What the task requires
Exactly as they appear, output all of the records. Skip any images.
*-*-*
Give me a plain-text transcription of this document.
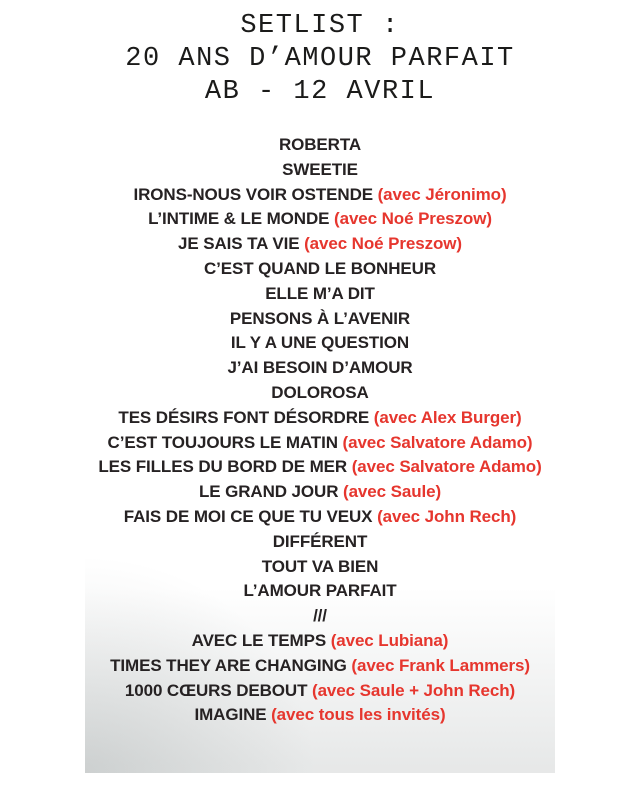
SETLIST :
20 ANS D’AMOUR PARFAIT
AB - 12 AVRIL
ROBERTA
SWEETIE
IRONS-NOUS VOIR OSTENDE (avec Jéronimo)
L’INTIME & LE MONDE (avec Noé Preszow)
JE SAIS TA VIE (avec Noé Preszow)
C’EST QUAND LE BONHEUR
ELLE M’A DIT
PENSONS À L’AVENIR
IL Y A UNE QUESTION
J’AI BESOIN D’AMOUR
DOLOROSA
TES DÉSIRS FONT DÉSORDRE (avec Alex Burger)
C’EST TOUJOURS LE MATIN (avec Salvatore Adamo)
LES FILLES DU BORD DE MER (avec Salvatore Adamo)
LE GRAND JOUR (avec Saule)
FAIS DE MOI CE QUE TU VEUX (avec John Rech)
DIFFÉRENT
TOUT VA BIEN
L’AMOUR PARFAIT
///
AVEC LE TEMPS (avec Lubiana)
TIMES THEY ARE CHANGING (avec Frank Lammers)
1000 CŒURS DEBOUT (avec Saule + John Rech)
IMAGINE (avec tous les invités)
*-*-*
Complete output
Give me a plain-text transcription of this document.
SETLIST :
20 ANS D’AMOUR PARFAIT
AB - 12 AVRIL
ROBERTA
SWEETIE
IRONS-NOUS VOIR OSTENDE (avec Jéronimo)
L’INTIME & LE MONDE (avec Noé Preszow)
JE SAIS TA VIE (avec Noé Preszow)
C’EST QUAND LE BONHEUR
ELLE M’A DIT
PENSONS À L’AVENIR
IL Y A UNE QUESTION
J’AI BESOIN D’AMOUR
DOLOROSA
TES DÉSIRS FONT DÉSORDRE (avec Alex Burger)
C’EST TOUJOURS LE MATIN (avec Salvatore Adamo)
LES FILLES DU BORD DE MER (avec Salvatore Adamo)
LE GRAND JOUR (avec Saule)
FAIS DE MOI CE QUE TU VEUX (avec John Rech)
DIFFÉRENT
TOUT VA BIEN
L’AMOUR PARFAIT
///
AVEC LE TEMPS (avec Lubiana)
TIMES THEY ARE CHANGING (avec Frank Lammers)
1000 CŒURS DEBOUT (avec Saule + John Rech)
IMAGINE (avec tous les invités)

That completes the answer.